>> start DATA SUPPLIED

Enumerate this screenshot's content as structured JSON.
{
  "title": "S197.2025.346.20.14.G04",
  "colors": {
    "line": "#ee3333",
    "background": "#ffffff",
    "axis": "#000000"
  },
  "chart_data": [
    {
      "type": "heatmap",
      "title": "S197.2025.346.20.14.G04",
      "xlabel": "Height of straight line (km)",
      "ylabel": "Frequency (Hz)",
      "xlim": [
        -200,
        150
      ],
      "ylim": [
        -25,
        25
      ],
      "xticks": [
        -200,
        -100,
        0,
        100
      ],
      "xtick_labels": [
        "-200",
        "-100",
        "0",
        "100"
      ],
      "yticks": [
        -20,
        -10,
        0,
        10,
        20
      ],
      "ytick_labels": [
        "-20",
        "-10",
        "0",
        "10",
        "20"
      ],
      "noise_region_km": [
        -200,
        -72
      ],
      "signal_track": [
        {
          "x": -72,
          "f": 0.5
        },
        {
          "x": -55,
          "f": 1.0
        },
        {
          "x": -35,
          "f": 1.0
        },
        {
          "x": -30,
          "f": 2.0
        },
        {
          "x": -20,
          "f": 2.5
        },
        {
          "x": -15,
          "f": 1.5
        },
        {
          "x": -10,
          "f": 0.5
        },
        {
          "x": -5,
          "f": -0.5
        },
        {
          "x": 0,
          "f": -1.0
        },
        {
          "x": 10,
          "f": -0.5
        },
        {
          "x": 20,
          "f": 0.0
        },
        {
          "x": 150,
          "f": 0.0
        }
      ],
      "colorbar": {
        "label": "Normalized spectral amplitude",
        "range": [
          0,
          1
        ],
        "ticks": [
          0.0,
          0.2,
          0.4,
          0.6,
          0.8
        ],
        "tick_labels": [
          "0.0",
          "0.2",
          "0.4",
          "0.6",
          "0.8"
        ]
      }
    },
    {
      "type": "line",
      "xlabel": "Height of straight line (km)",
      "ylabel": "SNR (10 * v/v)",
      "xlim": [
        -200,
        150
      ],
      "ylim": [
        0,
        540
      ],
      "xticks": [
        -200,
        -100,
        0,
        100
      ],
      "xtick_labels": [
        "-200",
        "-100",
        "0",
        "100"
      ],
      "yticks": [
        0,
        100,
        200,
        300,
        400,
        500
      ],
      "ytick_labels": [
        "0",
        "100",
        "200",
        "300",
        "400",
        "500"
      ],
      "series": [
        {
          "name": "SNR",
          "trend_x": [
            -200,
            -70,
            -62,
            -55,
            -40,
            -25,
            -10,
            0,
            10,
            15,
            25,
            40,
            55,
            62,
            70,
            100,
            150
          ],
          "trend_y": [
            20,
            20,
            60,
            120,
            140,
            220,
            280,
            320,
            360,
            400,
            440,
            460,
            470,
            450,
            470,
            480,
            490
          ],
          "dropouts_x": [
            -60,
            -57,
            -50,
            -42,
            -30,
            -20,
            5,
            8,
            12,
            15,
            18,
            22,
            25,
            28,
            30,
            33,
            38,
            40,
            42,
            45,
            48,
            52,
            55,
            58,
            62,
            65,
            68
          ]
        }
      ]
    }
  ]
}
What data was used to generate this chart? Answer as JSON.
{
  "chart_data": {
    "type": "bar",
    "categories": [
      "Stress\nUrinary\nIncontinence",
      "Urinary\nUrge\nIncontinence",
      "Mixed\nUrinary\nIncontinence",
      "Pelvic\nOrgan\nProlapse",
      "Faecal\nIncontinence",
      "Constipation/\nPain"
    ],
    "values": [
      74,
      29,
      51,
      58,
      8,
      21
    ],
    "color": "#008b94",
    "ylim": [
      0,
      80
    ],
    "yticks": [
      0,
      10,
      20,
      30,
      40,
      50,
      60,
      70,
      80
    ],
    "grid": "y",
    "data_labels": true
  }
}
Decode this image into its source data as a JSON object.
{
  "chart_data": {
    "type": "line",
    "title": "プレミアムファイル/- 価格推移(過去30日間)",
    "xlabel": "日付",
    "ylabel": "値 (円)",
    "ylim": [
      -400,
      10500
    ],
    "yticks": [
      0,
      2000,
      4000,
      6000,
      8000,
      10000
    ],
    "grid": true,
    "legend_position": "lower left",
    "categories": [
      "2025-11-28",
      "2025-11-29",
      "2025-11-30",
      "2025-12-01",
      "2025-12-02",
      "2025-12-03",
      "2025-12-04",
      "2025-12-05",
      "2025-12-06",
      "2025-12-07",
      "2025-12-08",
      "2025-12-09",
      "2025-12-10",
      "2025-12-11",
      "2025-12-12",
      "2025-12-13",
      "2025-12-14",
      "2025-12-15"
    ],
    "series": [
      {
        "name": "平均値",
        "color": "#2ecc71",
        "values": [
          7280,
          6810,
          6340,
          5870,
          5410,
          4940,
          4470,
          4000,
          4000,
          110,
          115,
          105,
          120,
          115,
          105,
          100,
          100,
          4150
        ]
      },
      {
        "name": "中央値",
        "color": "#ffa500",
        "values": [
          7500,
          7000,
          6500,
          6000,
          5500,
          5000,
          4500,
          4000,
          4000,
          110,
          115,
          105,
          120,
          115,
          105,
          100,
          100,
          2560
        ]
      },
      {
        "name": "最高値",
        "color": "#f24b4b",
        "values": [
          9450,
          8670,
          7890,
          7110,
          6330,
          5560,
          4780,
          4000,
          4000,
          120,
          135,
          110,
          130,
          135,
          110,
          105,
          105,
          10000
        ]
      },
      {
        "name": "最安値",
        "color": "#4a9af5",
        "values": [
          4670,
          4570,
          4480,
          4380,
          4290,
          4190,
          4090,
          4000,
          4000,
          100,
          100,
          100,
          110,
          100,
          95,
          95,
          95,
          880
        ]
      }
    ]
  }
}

>> end DATA SUPPLIED

● **SHORT TASK**
Reproduce the material above, every line of it, exactly.

● **REPLY**
Enumerate this screenshot's content as structured JSON.
{
  "title": "S197.2025.346.20.14.G04",
  "colors": {
    "line": "#ee3333",
    "background": "#ffffff",
    "axis": "#000000"
  },
  "chart_data": [
    {
      "type": "heatmap",
      "title": "S197.2025.346.20.14.G04",
      "xlabel": "Height of straight line (km)",
      "ylabel": "Frequency (Hz)",
      "xlim": [
        -200,
        150
      ],
      "ylim": [
        -25,
        25
      ],
      "xticks": [
        -200,
        -100,
        0,
        100
      ],
      "xtick_labels": [
        "-200",
        "-100",
        "0",
        "100"
      ],
      "yticks": [
        -20,
        -10,
        0,
        10,
        20
      ],
      "ytick_labels": [
        "-20",
        "-10",
        "0",
        "10",
        "20"
      ],
      "noise_region_km": [
        -200,
        -72
      ],
      "signal_track": [
        {
          "x": -72,
          "f": 0.5
        },
        {
          "x": -55,
          "f": 1.0
        },
        {
          "x": -35,
          "f": 1.0
        },
        {
          "x": -30,
          "f": 2.0
        },
        {
          "x": -20,
          "f": 2.5
        },
        {
          "x": -15,
          "f": 1.5
        },
        {
          "x": -10,
          "f": 0.5
        },
        {
          "x": -5,
          "f": -0.5
        },
        {
          "x": 0,
          "f": -1.0
        },
        {
          "x": 10,
          "f": -0.5
        },
        {
          "x": 20,
          "f": 0.0
        },
        {
          "x": 150,
          "f": 0.0
        }
      ],
      "colorbar": {
        "label": "Normalized spectral amplitude",
        "range": [
          0,
          1
        ],
        "ticks": [
          0.0,
          0.2,
          0.4,
          0.6,
          0.8
        ],
        "tick_labels": [
          "0.0",
          "0.2",
          "0.4",
          "0.6",
          "0.8"
        ]
      }
    },
    {
      "type": "line",
      "xlabel": "Height of straight line (km)",
      "ylabel": "SNR (10 * v/v)",
      "xlim": [
        -200,
        150
      ],
      "ylim": [
        0,
        540
      ],
      "xticks": [
        -200,
        -100,
        0,
        100
      ],
      "xtick_labels": [
        "-200",
        "-100",
        "0",
        "100"
      ],
      "yticks": [
        0,
        100,
        200,
        300,
        400,
        500
      ],
      "ytick_labels": [
        "0",
        "100",
        "200",
        "300",
        "400",
        "500"
      ],
      "series": [
        {
          "name": "SNR",
          "trend_x": [
            -200,
            -70,
            -62,
            -55,
            -40,
            -25,
            -10,
            0,
            10,
            15,
            25,
            40,
            55,
            62,
            70,
            100,
            150
          ],
          "trend_y": [
            20,
            20,
            60,
            120,
            140,
            220,
            280,
            320,
            360,
            400,
            440,
            460,
            470,
            450,
            470,
            480,
            490
          ],
          "dropouts_x": [
            -60,
            -57,
            -50,
            -42,
            -30,
            -20,
            5,
            8,
            12,
            15,
            18,
            22,
            25,
            28,
            30,
            33,
            38,
            40,
            42,
            45,
            48,
            52,
            55,
            58,
            62,
            65,
            68
          ]
        }
      ]
    }
  ]
}
What data was used to generate this chart? Answer as JSON.
{
  "chart_data": {
    "type": "bar",
    "categories": [
      "Stress\nUrinary\nIncontinence",
      "Urinary\nUrge\nIncontinence",
      "Mixed\nUrinary\nIncontinence",
      "Pelvic\nOrgan\nProlapse",
      "Faecal\nIncontinence",
      "Constipation/\nPain"
    ],
    "values": [
      74,
      29,
      51,
      58,
      8,
      21
    ],
    "color": "#008b94",
    "ylim": [
      0,
      80
    ],
    "yticks": [
      0,
      10,
      20,
      30,
      40,
      50,
      60,
      70,
      80
    ],
    "grid": "y",
    "data_labels": true
  }
}
Decode this image into its source data as a JSON object.
{
  "chart_data": {
    "type": "line",
    "title": "プレミアムファイル/- 価格推移(過去30日間)",
    "xlabel": "日付",
    "ylabel": "値 (円)",
    "ylim": [
      -400,
      10500
    ],
    "yticks": [
      0,
      2000,
      4000,
      6000,
      8000,
      10000
    ],
    "grid": true,
    "legend_position": "lower left",
    "categories": [
      "2025-11-28",
      "2025-11-29",
      "2025-11-30",
      "2025-12-01",
      "2025-12-02",
      "2025-12-03",
      "2025-12-04",
      "2025-12-05",
      "2025-12-06",
      "2025-12-07",
      "2025-12-08",
      "2025-12-09",
      "2025-12-10",
      "2025-12-11",
      "2025-12-12",
      "2025-12-13",
      "2025-12-14",
      "2025-12-15"
    ],
    "series": [
      {
        "name": "平均値",
        "color": "#2ecc71",
        "values": [
          7280,
          6810,
          6340,
          5870,
          5410,
          4940,
          4470,
          4000,
          4000,
          110,
          115,
          105,
          120,
          115,
          105,
          100,
          100,
          4150
        ]
      },
      {
        "name": "中央値",
        "color": "#ffa500",
        "values": [
          7500,
          7000,
          6500,
          6000,
          5500,
          5000,
          4500,
          4000,
          4000,
          110,
          115,
          105,
          120,
          115,
          105,
          100,
          100,
          2560
        ]
      },
      {
        "name": "最高値",
        "color": "#f24b4b",
        "values": [
          9450,
          8670,
          7890,
          7110,
          6330,
          5560,
          4780,
          4000,
          4000,
          120,
          135,
          110,
          130,
          135,
          110,
          105,
          105,
          10000
        ]
      },
      {
        "name": "最安値",
        "color": "#4a9af5",
        "values": [
          4670,
          4570,
          4480,
          4380,
          4290,
          4190,
          4090,
          4000,
          4000,
          100,
          100,
          100,
          110,
          100,
          95,
          95,
          95,
          880
        ]
      }
    ]
  }
}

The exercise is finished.